[Data entries]

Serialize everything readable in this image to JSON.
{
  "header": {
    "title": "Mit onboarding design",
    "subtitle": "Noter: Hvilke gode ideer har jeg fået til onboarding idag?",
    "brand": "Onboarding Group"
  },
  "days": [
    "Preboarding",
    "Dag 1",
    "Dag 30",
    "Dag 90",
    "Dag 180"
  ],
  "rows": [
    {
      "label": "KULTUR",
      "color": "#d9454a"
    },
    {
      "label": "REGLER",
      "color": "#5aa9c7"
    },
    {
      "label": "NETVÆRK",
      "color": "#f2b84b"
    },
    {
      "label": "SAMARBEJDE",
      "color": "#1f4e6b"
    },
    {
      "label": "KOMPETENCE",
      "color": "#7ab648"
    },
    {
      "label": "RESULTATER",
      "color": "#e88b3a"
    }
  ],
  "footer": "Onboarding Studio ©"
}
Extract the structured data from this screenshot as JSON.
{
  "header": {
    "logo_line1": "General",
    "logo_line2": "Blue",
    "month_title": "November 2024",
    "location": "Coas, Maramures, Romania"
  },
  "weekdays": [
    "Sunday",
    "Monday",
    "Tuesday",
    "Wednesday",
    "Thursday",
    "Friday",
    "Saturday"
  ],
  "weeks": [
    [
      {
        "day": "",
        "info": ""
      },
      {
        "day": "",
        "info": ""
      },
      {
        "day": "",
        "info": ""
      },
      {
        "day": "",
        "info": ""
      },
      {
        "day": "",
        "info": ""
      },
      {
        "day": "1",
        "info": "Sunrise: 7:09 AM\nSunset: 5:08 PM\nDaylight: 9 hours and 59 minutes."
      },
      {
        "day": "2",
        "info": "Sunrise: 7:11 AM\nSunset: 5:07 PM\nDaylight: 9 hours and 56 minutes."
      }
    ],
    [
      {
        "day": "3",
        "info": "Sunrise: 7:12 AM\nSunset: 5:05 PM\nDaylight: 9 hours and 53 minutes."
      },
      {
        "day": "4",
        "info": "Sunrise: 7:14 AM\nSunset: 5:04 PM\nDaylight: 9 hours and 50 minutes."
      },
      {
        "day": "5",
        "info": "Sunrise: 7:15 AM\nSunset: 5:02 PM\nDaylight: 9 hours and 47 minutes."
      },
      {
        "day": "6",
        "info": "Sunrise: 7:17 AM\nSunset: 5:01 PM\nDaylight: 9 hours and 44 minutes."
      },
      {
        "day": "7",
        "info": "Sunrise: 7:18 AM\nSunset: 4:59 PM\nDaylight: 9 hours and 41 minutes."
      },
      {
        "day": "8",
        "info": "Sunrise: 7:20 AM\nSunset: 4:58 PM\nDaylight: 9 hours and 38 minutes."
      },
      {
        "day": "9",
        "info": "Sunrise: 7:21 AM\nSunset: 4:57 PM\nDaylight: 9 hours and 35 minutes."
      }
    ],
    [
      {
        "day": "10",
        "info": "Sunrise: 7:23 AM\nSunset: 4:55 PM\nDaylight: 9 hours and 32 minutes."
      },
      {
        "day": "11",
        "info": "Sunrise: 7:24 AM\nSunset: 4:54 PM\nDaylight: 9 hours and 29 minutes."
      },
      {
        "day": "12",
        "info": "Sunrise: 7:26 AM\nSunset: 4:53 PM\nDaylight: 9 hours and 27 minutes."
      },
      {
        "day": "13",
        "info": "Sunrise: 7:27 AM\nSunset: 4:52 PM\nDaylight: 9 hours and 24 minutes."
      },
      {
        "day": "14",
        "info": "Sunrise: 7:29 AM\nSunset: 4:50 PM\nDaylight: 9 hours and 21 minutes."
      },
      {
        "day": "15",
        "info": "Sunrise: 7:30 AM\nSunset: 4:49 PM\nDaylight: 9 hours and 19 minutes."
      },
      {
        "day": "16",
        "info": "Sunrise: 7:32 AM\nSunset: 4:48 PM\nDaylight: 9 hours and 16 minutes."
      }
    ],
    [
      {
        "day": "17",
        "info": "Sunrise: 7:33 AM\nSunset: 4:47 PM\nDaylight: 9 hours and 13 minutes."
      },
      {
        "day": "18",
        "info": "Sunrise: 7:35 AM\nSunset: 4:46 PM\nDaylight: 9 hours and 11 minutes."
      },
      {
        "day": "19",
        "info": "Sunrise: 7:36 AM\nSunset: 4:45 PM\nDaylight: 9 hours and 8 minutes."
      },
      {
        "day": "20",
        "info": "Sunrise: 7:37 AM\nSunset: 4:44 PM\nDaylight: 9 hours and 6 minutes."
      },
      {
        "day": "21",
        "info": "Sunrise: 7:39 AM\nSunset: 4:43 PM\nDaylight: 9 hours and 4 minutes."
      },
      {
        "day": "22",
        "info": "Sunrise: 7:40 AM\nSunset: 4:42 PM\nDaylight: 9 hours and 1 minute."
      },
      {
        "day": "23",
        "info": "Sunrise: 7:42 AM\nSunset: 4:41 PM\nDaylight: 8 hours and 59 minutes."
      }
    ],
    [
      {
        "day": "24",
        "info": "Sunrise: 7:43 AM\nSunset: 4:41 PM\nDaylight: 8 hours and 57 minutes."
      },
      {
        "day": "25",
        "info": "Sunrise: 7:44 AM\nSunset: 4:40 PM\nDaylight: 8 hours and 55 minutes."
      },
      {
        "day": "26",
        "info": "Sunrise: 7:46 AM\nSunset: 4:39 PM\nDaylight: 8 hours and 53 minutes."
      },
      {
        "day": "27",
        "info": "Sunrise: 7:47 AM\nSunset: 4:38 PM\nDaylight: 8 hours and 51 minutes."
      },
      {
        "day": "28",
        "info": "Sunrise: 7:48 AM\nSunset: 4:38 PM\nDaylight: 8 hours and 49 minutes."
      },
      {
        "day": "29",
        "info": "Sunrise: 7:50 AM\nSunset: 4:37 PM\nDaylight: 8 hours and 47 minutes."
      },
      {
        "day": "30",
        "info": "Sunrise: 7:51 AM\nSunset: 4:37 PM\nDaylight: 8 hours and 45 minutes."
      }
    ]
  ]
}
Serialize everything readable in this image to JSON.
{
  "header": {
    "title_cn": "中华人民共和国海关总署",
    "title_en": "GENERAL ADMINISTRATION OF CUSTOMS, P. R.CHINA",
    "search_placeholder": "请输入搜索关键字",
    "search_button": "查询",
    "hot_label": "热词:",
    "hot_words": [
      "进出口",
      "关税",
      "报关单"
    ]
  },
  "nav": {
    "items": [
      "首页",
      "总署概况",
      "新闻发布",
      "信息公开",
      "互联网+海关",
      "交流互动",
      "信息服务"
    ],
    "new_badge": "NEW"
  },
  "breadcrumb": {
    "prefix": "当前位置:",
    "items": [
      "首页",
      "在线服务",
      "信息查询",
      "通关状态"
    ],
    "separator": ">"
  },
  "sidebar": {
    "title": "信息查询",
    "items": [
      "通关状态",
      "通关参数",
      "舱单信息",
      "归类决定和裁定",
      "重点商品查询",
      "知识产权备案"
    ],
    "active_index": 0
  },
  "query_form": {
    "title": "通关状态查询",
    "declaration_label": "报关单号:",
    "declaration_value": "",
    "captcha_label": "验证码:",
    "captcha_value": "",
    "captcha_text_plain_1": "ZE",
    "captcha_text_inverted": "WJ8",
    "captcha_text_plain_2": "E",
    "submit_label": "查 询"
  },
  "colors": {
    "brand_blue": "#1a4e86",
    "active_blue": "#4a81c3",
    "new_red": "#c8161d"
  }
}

**Task to complete**: Retype the records above exactly.

**Task solution**:
Serialize everything readable in this image to JSON.
{
  "header": {
    "title": "Mit onboarding design",
    "subtitle": "Noter: Hvilke gode ideer har jeg fået til onboarding idag?",
    "brand": "Onboarding Group"
  },
  "days": [
    "Preboarding",
    "Dag 1",
    "Dag 30",
    "Dag 90",
    "Dag 180"
  ],
  "rows": [
    {
      "label": "KULTUR",
      "color": "#d9454a"
    },
    {
      "label": "REGLER",
      "color": "#5aa9c7"
    },
    {
      "label": "NETVÆRK",
      "color": "#f2b84b"
    },
    {
      "label": "SAMARBEJDE",
      "color": "#1f4e6b"
    },
    {
      "label": "KOMPETENCE",
      "color": "#7ab648"
    },
    {
      "label": "RESULTATER",
      "color": "#e88b3a"
    }
  ],
  "footer": "Onboarding Studio ©"
}
Extract the structured data from this screenshot as JSON.
{
  "header": {
    "logo_line1": "General",
    "logo_line2": "Blue",
    "month_title": "November 2024",
    "location": "Coas, Maramures, Romania"
  },
  "weekdays": [
    "Sunday",
    "Monday",
    "Tuesday",
    "Wednesday",
    "Thursday",
    "Friday",
    "Saturday"
  ],
  "weeks": [
    [
      {
        "day": "",
        "info": ""
      },
      {
        "day": "",
        "info": ""
      },
      {
        "day": "",
        "info": ""
      },
      {
        "day": "",
        "info": ""
      },
      {
        "day": "",
        "info": ""
      },
      {
        "day": "1",
        "info": "Sunrise: 7:09 AM\nSunset: 5:08 PM\nDaylight: 9 hours and 59 minutes."
      },
      {
        "day": "2",
        "info": "Sunrise: 7:11 AM\nSunset: 5:07 PM\nDaylight: 9 hours and 56 minutes."
      }
    ],
    [
      {
        "day": "3",
        "info": "Sunrise: 7:12 AM\nSunset: 5:05 PM\nDaylight: 9 hours and 53 minutes."
      },
      {
        "day": "4",
        "info": "Sunrise: 7:14 AM\nSunset: 5:04 PM\nDaylight: 9 hours and 50 minutes."
      },
      {
        "day": "5",
        "info": "Sunrise: 7:15 AM\nSunset: 5:02 PM\nDaylight: 9 hours and 47 minutes."
      },
      {
        "day": "6",
        "info": "Sunrise: 7:17 AM\nSunset: 5:01 PM\nDaylight: 9 hours and 44 minutes."
      },
      {
        "day": "7",
        "info": "Sunrise: 7:18 AM\nSunset: 4:59 PM\nDaylight: 9 hours and 41 minutes."
      },
      {
        "day": "8",
        "info": "Sunrise: 7:20 AM\nSunset: 4:58 PM\nDaylight: 9 hours and 38 minutes."
      },
      {
        "day": "9",
        "info": "Sunrise: 7:21 AM\nSunset: 4:57 PM\nDaylight: 9 hours and 35 minutes."
      }
    ],
    [
      {
        "day": "10",
        "info": "Sunrise: 7:23 AM\nSunset: 4:55 PM\nDaylight: 9 hours and 32 minutes."
      },
      {
        "day": "11",
        "info": "Sunrise: 7:24 AM\nSunset: 4:54 PM\nDaylight: 9 hours and 29 minutes."
      },
      {
        "day": "12",
        "info": "Sunrise: 7:26 AM\nSunset: 4:53 PM\nDaylight: 9 hours and 27 minutes."
      },
      {
        "day": "13",
        "info": "Sunrise: 7:27 AM\nSunset: 4:52 PM\nDaylight: 9 hours and 24 minutes."
      },
      {
        "day": "14",
        "info": "Sunrise: 7:29 AM\nSunset: 4:50 PM\nDaylight: 9 hours and 21 minutes."
      },
      {
        "day": "15",
        "info": "Sunrise: 7:30 AM\nSunset: 4:49 PM\nDaylight: 9 hours and 19 minutes."
      },
      {
        "day": "16",
        "info": "Sunrise: 7:32 AM\nSunset: 4:48 PM\nDaylight: 9 hours and 16 minutes."
      }
    ],
    [
      {
        "day": "17",
        "info": "Sunrise: 7:33 AM\nSunset: 4:47 PM\nDaylight: 9 hours and 13 minutes."
      },
      {
        "day": "18",
        "info": "Sunrise: 7:35 AM\nSunset: 4:46 PM\nDaylight: 9 hours and 11 minutes."
      },
      {
        "day": "19",
        "info": "Sunrise: 7:36 AM\nSunset: 4:45 PM\nDaylight: 9 hours and 8 minutes."
      },
      {
        "day": "20",
        "info": "Sunrise: 7:37 AM\nSunset: 4:44 PM\nDaylight: 9 hours and 6 minutes."
      },
      {
        "day": "21",
        "info": "Sunrise: 7:39 AM\nSunset: 4:43 PM\nDaylight: 9 hours and 4 minutes."
      },
      {
        "day": "22",
        "info": "Sunrise: 7:40 AM\nSunset: 4:42 PM\nDaylight: 9 hours and 1 minute."
      },
      {
        "day": "23",
        "info": "Sunrise: 7:42 AM\nSunset: 4:41 PM\nDaylight: 8 hours and 59 minutes."
      }
    ],
    [
      {
        "day": "24",
        "info": "Sunrise: 7:43 AM\nSunset: 4:41 PM\nDaylight: 8 hours and 57 minutes."
      },
      {
        "day": "25",
        "info": "Sunrise: 7:44 AM\nSunset: 4:40 PM\nDaylight: 8 hours and 55 minutes."
      },
      {
        "day": "26",
        "info": "Sunrise: 7:46 AM\nSunset: 4:39 PM\nDaylight: 8 hours and 53 minutes."
      },
      {
        "day": "27",
        "info": "Sunrise: 7:47 AM\nSunset: 4:38 PM\nDaylight: 8 hours and 51 minutes."
      },
      {
        "day": "28",
        "info": "Sunrise: 7:48 AM\nSunset: 4:38 PM\nDaylight: 8 hours and 49 minutes."
      },
      {
        "day": "29",
        "info": "Sunrise: 7:50 AM\nSunset: 4:37 PM\nDaylight: 8 hours and 47 minutes."
      },
      {
        "day": "30",
        "info": "Sunrise: 7:51 AM\nSunset: 4:37 PM\nDaylight: 8 hours and 45 minutes."
      }
    ]
  ]
}
Serialize everything readable in this image to JSON.
{
  "header": {
    "title_cn": "中华人民共和国海关总署",
    "title_en": "GENERAL ADMINISTRATION OF CUSTOMS, P. R.CHINA",
    "search_placeholder": "请输入搜索关键字",
    "search_button": "查询",
    "hot_label": "热词:",
    "hot_words": [
      "进出口",
      "关税",
      "报关单"
    ]
  },
  "nav": {
    "items": [
      "首页",
      "总署概况",
      "新闻发布",
      "信息公开",
      "互联网+海关",
      "交流互动",
      "信息服务"
    ],
    "new_badge": "NEW"
  },
  "breadcrumb": {
    "prefix": "当前位置:",
    "items": [
      "首页",
      "在线服务",
      "信息查询",
      "通关状态"
    ],
    "separator": ">"
  },
  "sidebar": {
    "title": "信息查询",
    "items": [
      "通关状态",
      "通关参数",
      "舱单信息",
      "归类决定和裁定",
      "重点商品查询",
      "知识产权备案"
    ],
    "active_index": 0
  },
  "query_form": {
    "title": "通关状态查询",
    "declaration_label": "报关单号:",
    "declaration_value": "",
    "captcha_label": "验证码:",
    "captcha_value": "",
    "captcha_text_plain_1": "ZE",
    "captcha_text_inverted": "WJ8",
    "captcha_text_plain_2": "E",
    "submit_label": "查 询"
  },
  "colors": {
    "brand_blue": "#1a4e86",
    "active_blue": "#4a81c3",
    "new_red": "#c8161d"
  }
}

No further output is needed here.